TASK DIRECTIONS
Print the entries in full, word for word, but not the pictures.

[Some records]
● ● ●

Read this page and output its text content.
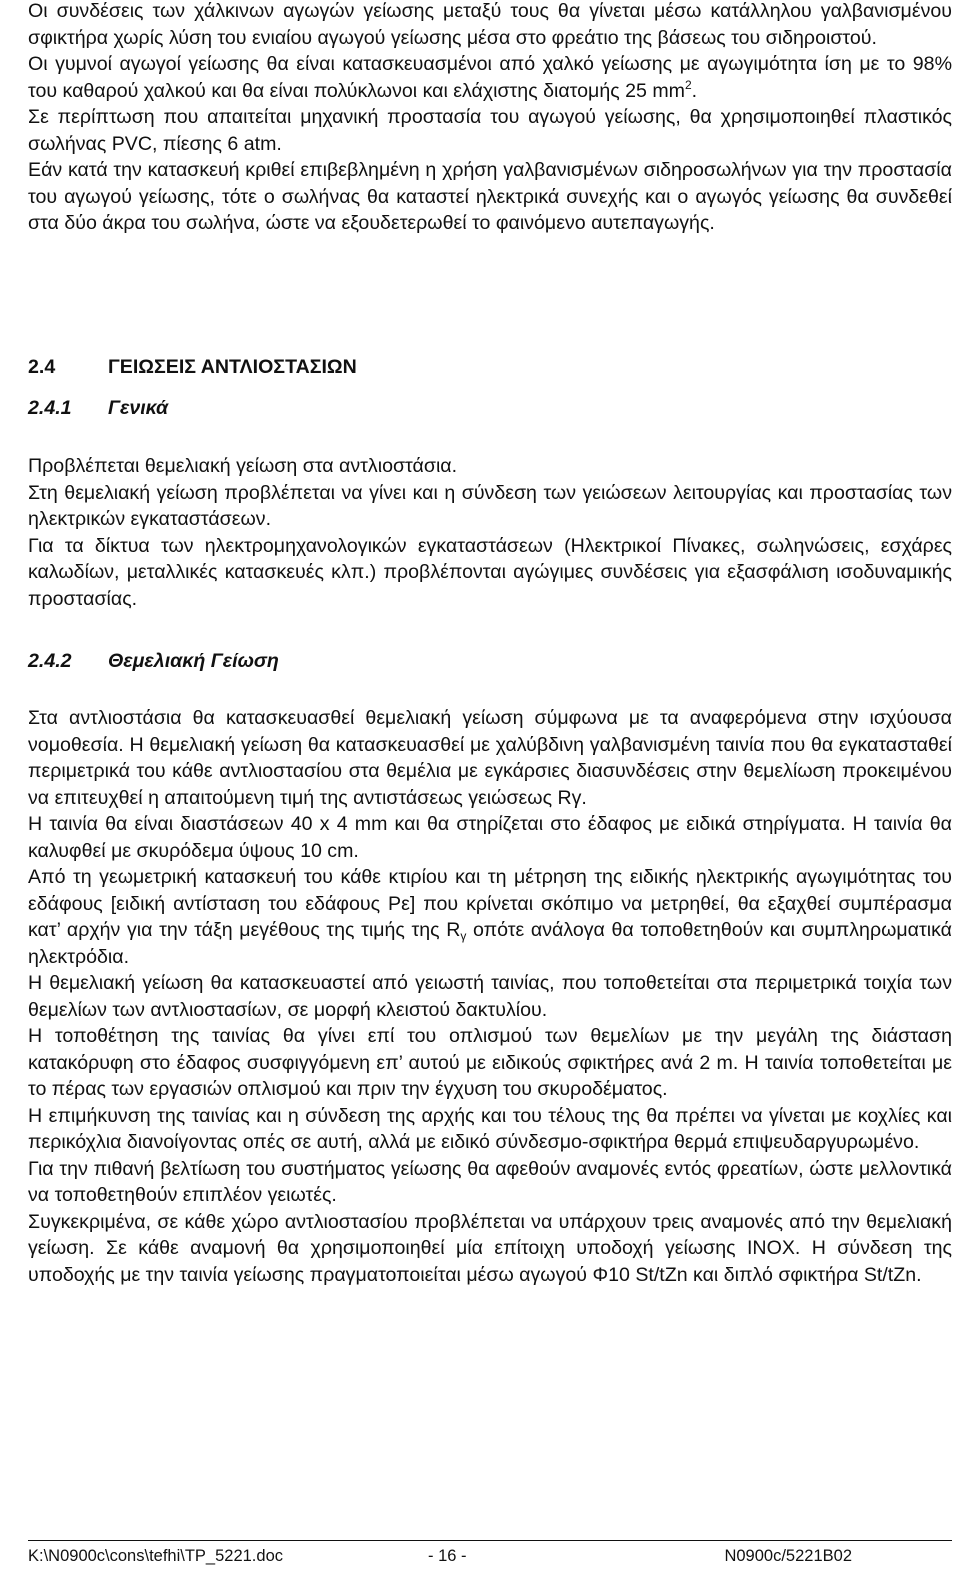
Οι συνδέσεις των χάλκινων αγωγών γείωσης μεταξύ τους θα γίνεται μέσω κατάλληλου γαλβανισμένου σφικτήρα χωρίς λύση του ενιαίου αγωγού γείωσης μέσα στο φρεάτιο της βάσεως του σιδηροιστού.

Οι γυμνοί αγωγοί γείωσης θα είναι κατασκευασμένοι από χαλκό γείωσης με αγωγιμότητα ίση με το 98% του καθαρού χαλκού και θα είναι πολύκλωνοι και ελάχιστης διατομής 25 $mm^2$.

Σε περίπτωση που απαιτείται μηχανική προστασία του αγωγού γείωσης, θα χρησιμοποιηθεί πλαστικός σωλήνας PVC, πίεσης 6 atm.

Εάν κατά την κατασκευή κριθεί επιβεβλημένη η χρήση γαλβανισμένων σιδηροσωλήνων για την προστασία του αγωγού γείωσης, τότε ο σωλήνας θα καταστεί ηλεκτρικά συνεχής και ο αγωγός γείωσης θα συνδεθεί στα δύο άκρα του σωλήνα, ώστε να εξουδετερωθεί το φαινόμενο αυτεπαγωγής.

2.4	ΓΕΙΩΣΕΙΣ ΑΝΤΛΙΟΣΤΑΣΙΩΝ
2.4.1 Γενικά

Προβλέπεται θεμελιακή γείωση στα αντλιοστάσια.

Στη θεμελιακή γείωση προβλέπεται να γίνει και η σύνδεση των γειώσεων λειτουργίας και προστασίας των ηλεκτρικών εγκαταστάσεων.

Για τα δίκτυα των ηλεκτρομηχανολογικών εγκαταστάσεων (Ηλεκτρικοί Πίνακες, σωληνώσεις, εσχάρες καλωδίων, μεταλλικές κατασκευές κλπ.) προβλέπονται αγώγιμες συνδέσεις για εξασφάλιση ισοδυναμικής προστασίας.

2.4.2 Θεμελιακή Γείωση

Στα αντλιοστάσια θα κατασκευασθεί θεμελιακή γείωση σύμφωνα με τα αναφερόμενα στην ισχύουσα νομοθεσία. Η θεμελιακή γείωση θα κατασκευασθεί με χαλύβδινη γαλβανισμένη ταινία που θα εγκατασταθεί περιμετρικά του κάθε αντλιοστασίου στα θεμέλια με εγκάρσιες διασυνδέσεις στην θεμελίωση προκειμένου να επιτευχθεί η απαιτούμενη τιμή της αντιστάσεως γειώσεως Rγ.

Η ταινία θα είναι διαστάσεων 40 x 4 mm και θα στηρίζεται στο έδαφος με ειδικά στηρίγματα. Η ταινία θα καλυφθεί με σκυρόδεμα ύψους 10 cm.

Από τη γεωμετρική κατασκευή του κάθε κτιρίου και τη μέτρηση της ειδικής ηλεκτρικής αγωγιμότητας του εδάφους [ειδική αντίσταση του εδάφους Ρε] που κρίνεται σκόπιμο να μετρηθεί, θα εξαχθεί συμπέρασμα κατ’ αρχήν για την τάξη μεγέθους της τιμής της $R_\gamma$ οπότε ανάλογα θα τοποθετηθούν και συμπληρωματικά ηλεκτρόδια.

Η θεμελιακή γείωση θα κατασκευαστεί από γειωστή ταινίας, που τοποθετείται στα περιμετρικά τοιχία των θεμελίων των αντλιοστασίων, σε μορφή κλειστού δακτυλίου.

Η τοποθέτηση της ταινίας θα γίνει επί του οπλισμού των θεμελίων με την μεγάλη της διάσταση κατακόρυφη στο έδαφος συσφιγγόμενη επ’ αυτού με ειδικούς σφικτήρες ανά 2 m. Η ταινία τοποθετείται με το πέρας των εργασιών οπλισμού και πριν την έγχυση του σκυροδέματος.

Η επιμήκυνση της ταινίας και η σύνδεση της αρχής και του τέλους της θα πρέπει να γίνεται με κοχλίες και περικόχλια διανοίγοντας οπές σε αυτή, αλλά με ειδικό σύνδεσμο-σφικτήρα θερμά επιψευδαργυρωμένο.

Για την πιθανή βελτίωση του συστήματος γείωσης θα αφεθούν αναμονές εντός φρεατίων, ώστε μελλοντικά να τοποθετηθούν επιπλέον γειωτές.

Συγκεκριμένα, σε κάθε χώρο αντλιοστασίου προβλέπεται να υπάρχουν τρεις αναμονές από την θεμελιακή γείωση. Σε κάθε αναμονή θα χρησιμοποιηθεί μία επίτοιχη υποδοχή γείωσης INOX. Η σύνδεση της υποδοχής με την ταινία γείωσης πραγματοποιείται μέσω αγωγού Φ10 St/tZn και διπλό σφικτήρα St/tZn.

K:\N0900c\cons\tefhi\TP_5221.doc	- 16 -	N0900c/5221B02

● ● ●

SOLUTION FOR THIS TASK
Read this page and output its text content.
Οι συνδέσεις των χάλκινων αγωγών γείωσης μεταξύ τους θα γίνεται μέσω κατάλληλου γαλβανισμένου σφικτήρα χωρίς λύση του ενιαίου αγωγού γείωσης μέσα στο φρεάτιο της βάσεως του σιδηροιστού.

Οι γυμνοί αγωγοί γείωσης θα είναι κατασκευασμένοι από χαλκό γείωσης με αγωγιμότητα ίση με το 98% του καθαρού χαλκού και θα είναι πολύκλωνοι και ελάχιστης διατομής 25 $mm^2$.

Σε περίπτωση που απαιτείται μηχανική προστασία του αγωγού γείωσης, θα χρησιμοποιηθεί πλαστικός σωλήνας PVC, πίεσης 6 atm.

Εάν κατά την κατασκευή κριθεί επιβεβλημένη η χρήση γαλβανισμένων σιδηροσωλήνων για την προστασία του αγωγού γείωσης, τότε ο σωλήνας θα καταστεί ηλεκτρικά συνεχής και ο αγωγός γείωσης θα συνδεθεί στα δύο άκρα του σωλήνα, ώστε να εξουδετερωθεί το φαινόμενο αυτεπαγωγής.

2.4	ΓΕΙΩΣΕΙΣ ΑΝΤΛΙΟΣΤΑΣΙΩΝ
2.4.1 Γενικά

Προβλέπεται θεμελιακή γείωση στα αντλιοστάσια.

Στη θεμελιακή γείωση προβλέπεται να γίνει και η σύνδεση των γειώσεων λειτουργίας και προστασίας των ηλεκτρικών εγκαταστάσεων.

Για τα δίκτυα των ηλεκτρομηχανολογικών εγκαταστάσεων (Ηλεκτρικοί Πίνακες, σωληνώσεις, εσχάρες καλωδίων, μεταλλικές κατασκευές κλπ.) προβλέπονται αγώγιμες συνδέσεις για εξασφάλιση ισοδυναμικής προστασίας.

2.4.2 Θεμελιακή Γείωση

Στα αντλιοστάσια θα κατασκευασθεί θεμελιακή γείωση σύμφωνα με τα αναφερόμενα στην ισχύουσα νομοθεσία. Η θεμελιακή γείωση θα κατασκευασθεί με χαλύβδινη γαλβανισμένη ταινία που θα εγκατασταθεί περιμετρικά του κάθε αντλιοστασίου στα θεμέλια με εγκάρσιες διασυνδέσεις στην θεμελίωση προκειμένου να επιτευχθεί η απαιτούμενη τιμή της αντιστάσεως γειώσεως Rγ.

Η ταινία θα είναι διαστάσεων 40 x 4 mm και θα στηρίζεται στο έδαφος με ειδικά στηρίγματα. Η ταινία θα καλυφθεί με σκυρόδεμα ύψους 10 cm.

Από τη γεωμετρική κατασκευή του κάθε κτιρίου και τη μέτρηση της ειδικής ηλεκτρικής αγωγιμότητας του εδάφους [ειδική αντίσταση του εδάφους Ρε] που κρίνεται σκόπιμο να μετρηθεί, θα εξαχθεί συμπέρασμα κατ’ αρχήν για την τάξη μεγέθους της τιμής της $R_\gamma$ οπότε ανάλογα θα τοποθετηθούν και συμπληρωματικά ηλεκτρόδια.

Η θεμελιακή γείωση θα κατασκευαστεί από γειωστή ταινίας, που τοποθετείται στα περιμετρικά τοιχία των θεμελίων των αντλιοστασίων, σε μορφή κλειστού δακτυλίου.

Η τοποθέτηση της ταινίας θα γίνει επί του οπλισμού των θεμελίων με την μεγάλη της διάσταση κατακόρυφη στο έδαφος συσφιγγόμενη επ’ αυτού με ειδικούς σφικτήρες ανά 2 m. Η ταινία τοποθετείται με το πέρας των εργασιών οπλισμού και πριν την έγχυση του σκυροδέματος.

Η επιμήκυνση της ταινίας και η σύνδεση της αρχής και του τέλους της θα πρέπει να γίνεται με κοχλίες και περικόχλια διανοίγοντας οπές σε αυτή, αλλά με ειδικό σύνδεσμο-σφικτήρα θερμά επιψευδαργυρωμένο.

Για την πιθανή βελτίωση του συστήματος γείωσης θα αφεθούν αναμονές εντός φρεατίων, ώστε μελλοντικά να τοποθετηθούν επιπλέον γειωτές.

Συγκεκριμένα, σε κάθε χώρο αντλιοστασίου προβλέπεται να υπάρχουν τρεις αναμονές από την θεμελιακή γείωση. Σε κάθε αναμονή θα χρησιμοποιηθεί μία επίτοιχη υποδοχή γείωσης INOX. Η σύνδεση της υποδοχής με την ταινία γείωσης πραγματοποιείται μέσω αγωγού Φ10 St/tZn και διπλό σφικτήρα St/tZn.

K:\N0900c\cons\tefhi\TP_5221.doc	- 16 -	N0900c/5221B02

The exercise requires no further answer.